# Your goal:
Find and return each line containing "Krążkowach".

━━━━━━━━━━━━━━━━━━━━

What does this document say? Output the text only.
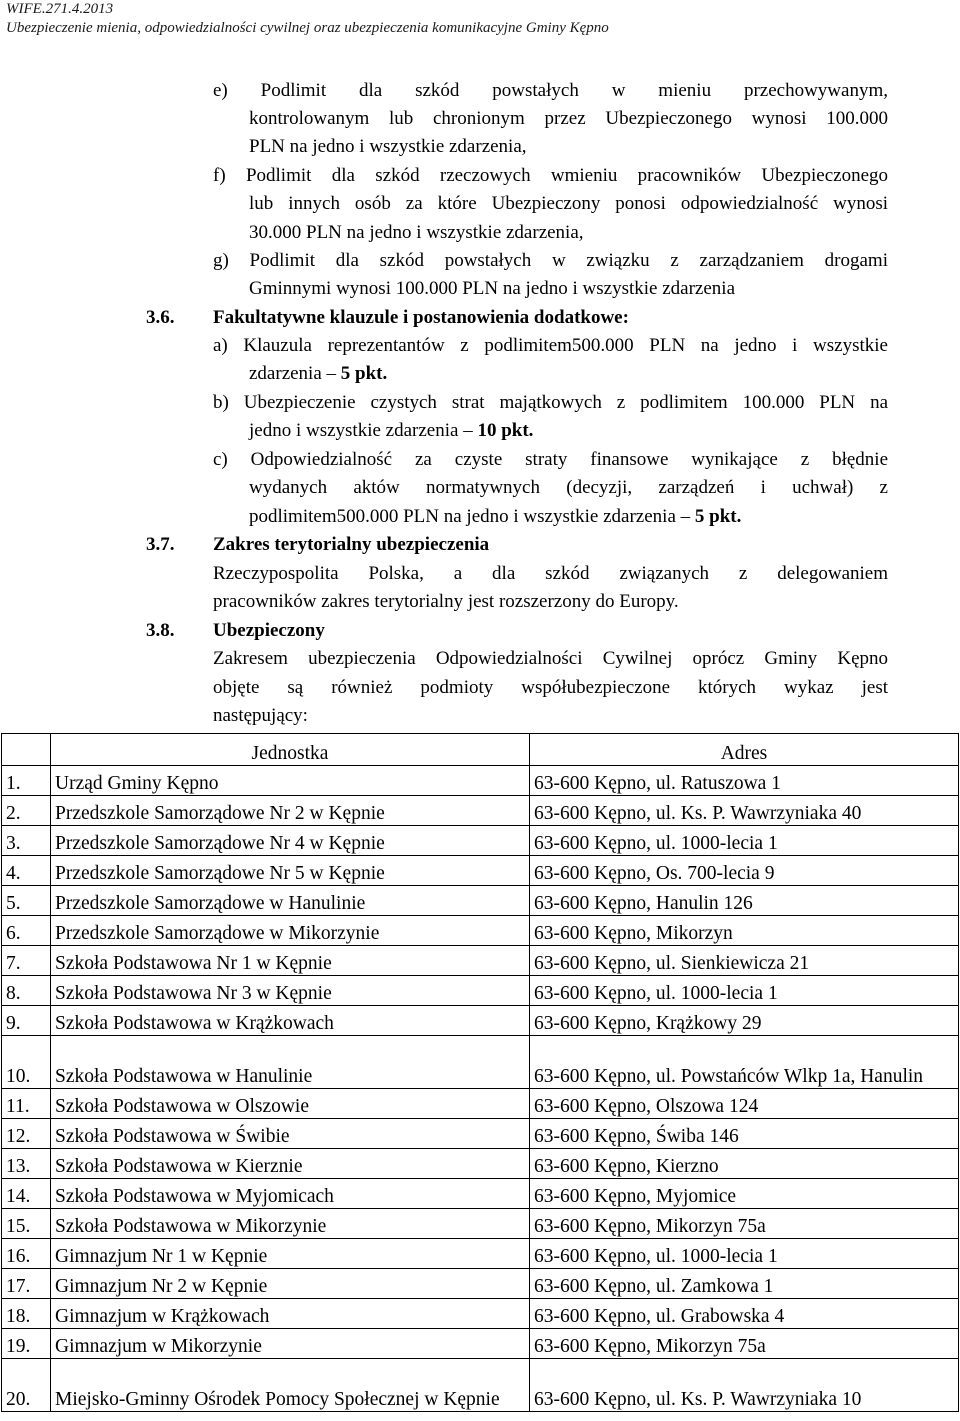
WIFE.271.4.2013
Ubezpieczenie mienia, odpowiedzialności cywilnej oraz ubezpieczenia komunikacyjne Gminy Kępno
e) Podlimit dla szkód powstałych w mieniu przechowywanym,
kontrolowanym lub chronionym przez Ubezpieczonego wynosi 100.000
PLN na jedno i wszystkie zdarzenia,
f) Podlimit dla szkód rzeczowych wmieniu pracowników Ubezpieczonego
lub innych osób za które Ubezpieczony ponosi odpowiedzialność wynosi
30.000 PLN na jedno i wszystkie zdarzenia,
g) Podlimit dla szkód powstałych w związku z zarządzaniem drogami
Gminnymi wynosi 100.000 PLN na jedno i wszystkie zdarzenia
3.6. Fakultatywne klauzule i postanowienia dodatkowe:
a) Klauzula reprezentantów z podlimitem500.000 PLN na jedno i wszystkie
zdarzenia – 5 pkt.
b) Ubezpieczenie czystych strat majątkowych z podlimitem 100.000 PLN na
jedno i wszystkie zdarzenia – 10 pkt.
c) Odpowiedzialność za czyste straty finansowe wynikające z błędnie
wydanych aktów normatywnych (decyzji, zarządzeń i uchwał) z
podlimitem500.000 PLN na jedno i wszystkie zdarzenia – 5 pkt.
3.7. Zakres terytorialny ubezpieczenia
Rzeczypospolita Polska, a dla szkód związanych z delegowaniem
pracowników zakres terytorialny jest rozszerzony do Europy.
3.8. Ubezpieczony
Zakresem ubezpieczenia Odpowiedzialności Cywilnej oprócz Gminy Kępno
objęte są również podmioty współubezpieczone których wykaz jest
następujący:
	Jednostka	Adres
1.	Urząd Gminy Kępno	63-600 Kępno, ul. Ratuszowa 1
2.	Przedszkole Samorządowe Nr 2 w Kępnie	63-600 Kępno, ul. Ks. P. Wawrzyniaka 40
3.	Przedszkole Samorządowe Nr 4 w Kępnie	63-600 Kępno, ul. 1000-lecia 1
4.	Przedszkole Samorządowe Nr 5 w Kępnie	63-600 Kępno, Os. 700-lecia 9
5.	Przedszkole Samorządowe w Hanulinie	63-600 Kępno, Hanulin 126
6.	Przedszkole Samorządowe w Mikorzynie	63-600 Kępno, Mikorzyn
7.	Szkoła Podstawowa Nr 1 w Kępnie	63-600 Kępno, ul. Sienkiewicza 21
8.	Szkoła Podstawowa Nr 3 w Kępnie	63-600 Kępno, ul. 1000-lecia 1
9.	Szkoła Podstawowa w Krążkowach	63-600 Kępno, Krążkowy 29
10.	Szkoła Podstawowa w Hanulinie	63-600 Kępno, ul. Powstańców Wlkp 1a, Hanulin
11.	Szkoła Podstawowa w Olszowie	63-600 Kępno, Olszowa 124
12.	Szkoła Podstawowa w Świbie	63-600 Kępno, Świba 146
13.	Szkoła Podstawowa w Kierznie	63-600 Kępno, Kierzno
14.	Szkoła Podstawowa w Myjomicach	63-600 Kępno, Myjomice
15.	Szkoła Podstawowa w Mikorzynie	63-600 Kępno, Mikorzyn 75a
16.	Gimnazjum Nr 1 w Kępnie	63-600 Kępno, ul. 1000-lecia 1
17.	Gimnazjum Nr 2 w Kępnie	63-600 Kępno, ul. Zamkowa 1
18.	Gimnazjum w Krążkowach	63-600 Kępno, ul. Grabowska 4
19.	Gimnazjum w Mikorzynie	63-600 Kępno, Mikorzyn 75a
20.	Miejsko-Gminny Ośrodek Pomocy Społecznej w Kępnie	63-600 Kępno, ul. Ks. P. Wawrzyniaka 10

━━━━━━━━━━━━━━━━━━━━

# Expected answer:
9.	Szkoła Podstawowa w Krążkowach	63-600 Kępno, Krążkowy 29
18.	Gimnazjum w Krążkowach	63-600 Kępno, ul. Grabowska 4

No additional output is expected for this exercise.